#### WORK TASK:
In the text on the Medium Partner Program, quote the passage that begins at the words "Writers flocked to" and stops after the words "income felt achievable.".

#### SELECTED TEXT:
MediumPartnerProgram

Twitter 2017-10 technology active
Also known as: MediumMoneyMediumWriterWritingOnMedium

#MediumPartnerProgram: Get Paid to Write

Medium’s creator monetization turned casual blogging into potential income—then struggled with the economics of paying writers through reader subscriptions.

The Launch

Medium launched its Partner Program in October 2017, allowing writers to earn money based on Medium member engagement (reading time, claps). Writers could put articles behind Medium’s $5/month paywall and receive a share of subscription revenue.

The model seemed perfect: quality writing gets rewarded, readers pay one subscription for unlimited content, Medium handles payment infrastructure.

The Initial Excitement

Writers flocked to Medium. The platform offered built-in distribution, elegant design, and no technical setup. Some creators earned hundreds or thousands monthly from writing—vindication of the model.

Success stories proliferated: “I earned $2,000 writing on Medium!” The dream of sustainable writing income felt achievable.

The Harsh Reality

Most writers earned $5-50/month. Medium’s algorithm favored specific topics (tech, startup culture, self-improvement) while niche content struggled. The platform’s distribution advantage diminished as Google de-ranked Medium in search results (2019).

#### DATA EXTRACTS:
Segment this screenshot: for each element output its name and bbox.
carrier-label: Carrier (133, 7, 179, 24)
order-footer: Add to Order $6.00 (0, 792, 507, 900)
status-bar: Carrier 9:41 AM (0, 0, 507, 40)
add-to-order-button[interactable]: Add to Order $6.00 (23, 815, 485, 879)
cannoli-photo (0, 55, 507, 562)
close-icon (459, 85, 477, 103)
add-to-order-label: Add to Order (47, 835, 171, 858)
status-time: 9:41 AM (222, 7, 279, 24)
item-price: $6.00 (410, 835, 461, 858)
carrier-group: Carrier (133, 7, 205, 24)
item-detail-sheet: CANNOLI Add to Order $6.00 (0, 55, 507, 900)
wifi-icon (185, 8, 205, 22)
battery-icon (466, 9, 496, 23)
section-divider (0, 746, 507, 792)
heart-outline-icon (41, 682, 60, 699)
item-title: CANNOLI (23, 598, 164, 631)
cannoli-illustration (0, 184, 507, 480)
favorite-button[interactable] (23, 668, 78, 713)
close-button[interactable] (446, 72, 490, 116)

#### SOLVED EXERCISE:
Writers flocked to Medium. The platform offered built-in distribution, elegant design, and no technical setup. Some creators earned hundreds or thousands monthly from writing—vindication of the model.

Success stories proliferated: “I earned $2,000 writing on Medium!” The dream of sustainable writing income felt achievable.